Problem to work on. Copy out each line of the data holding "普通话诵百年伟业".
==*==
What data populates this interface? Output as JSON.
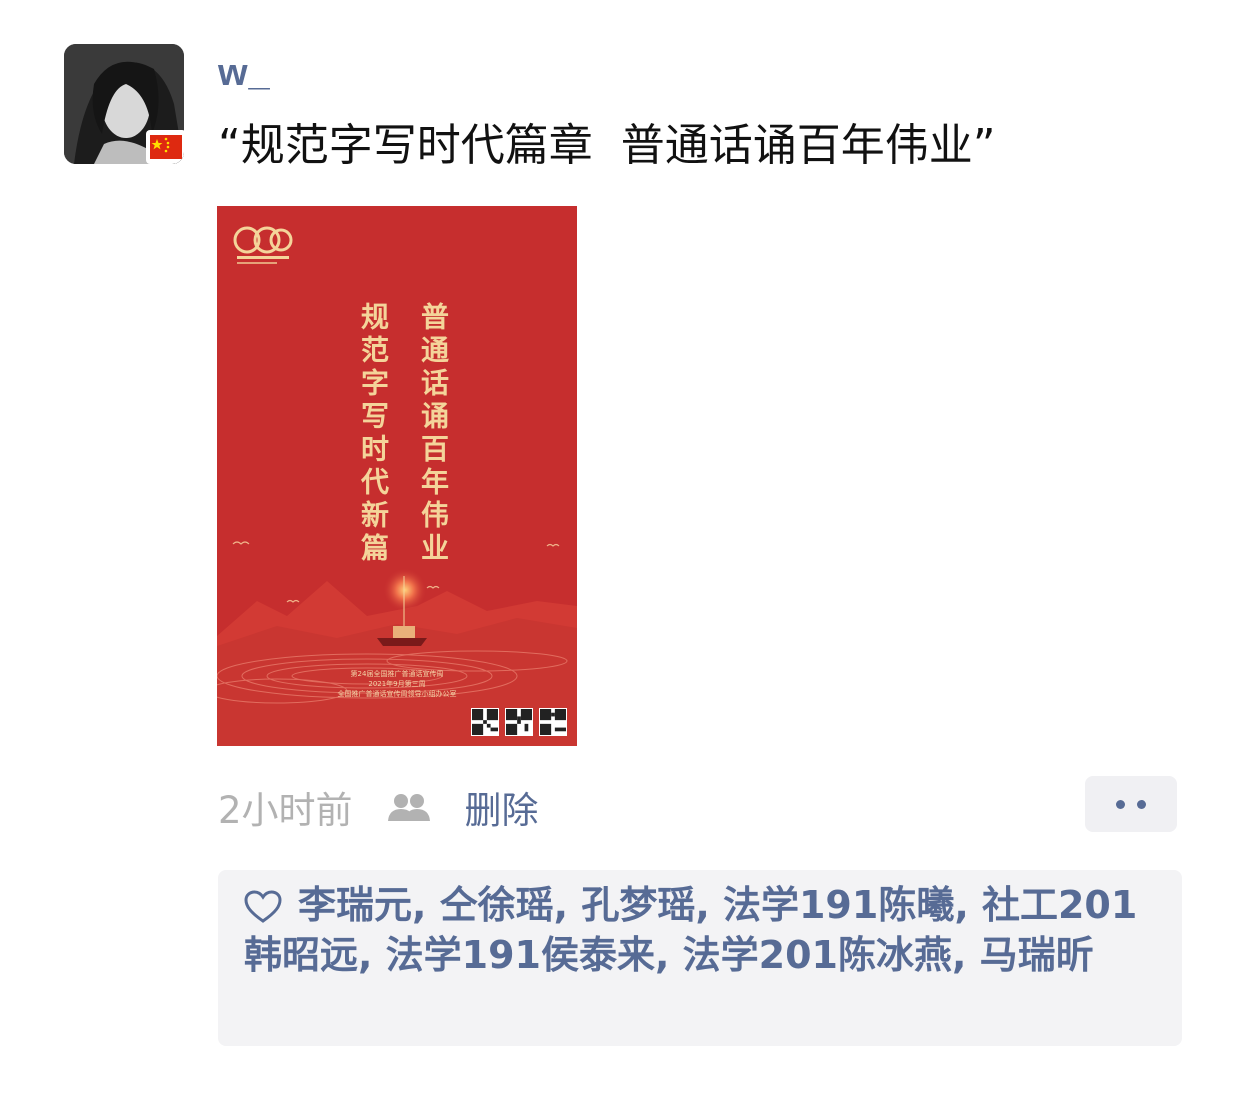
{
  "post": {
    "author": "w_",
    "text": "“规范字写时代篇章  普通话诵百年伟业”",
    "time": "2小时前",
    "delete_label": "删除",
    "likes_text": "李瑞元, 仝徐瑶, 孔梦瑶, 法学191陈曦, 社工201韩昭远, 法学191侯泰来, 法学201陈冰燕, 马瑞昕"
  },
  "poster": {
    "col_right": "普通话诵百年伟业",
    "col_left": "规范字写时代新篇",
    "line1": "第24届全国推广普通话宣传周",
    "line2": "2021年9月第三周",
    "line3": "全国推广普通话宣传周领导小组办公室"
  },
  "colors": {
    "link": "#576b95",
    "poster_red": "#c62e2e",
    "gold": "#f4d49a"
  },
  "icons": [
    "flag-icon",
    "friends-icon",
    "more-icon",
    "heart-icon"
  ]
}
==*==
Task result.
    "text": "“规范字写时代篇章  普通话诵百年伟业”",
    "col_right": "普通话诵百年伟业",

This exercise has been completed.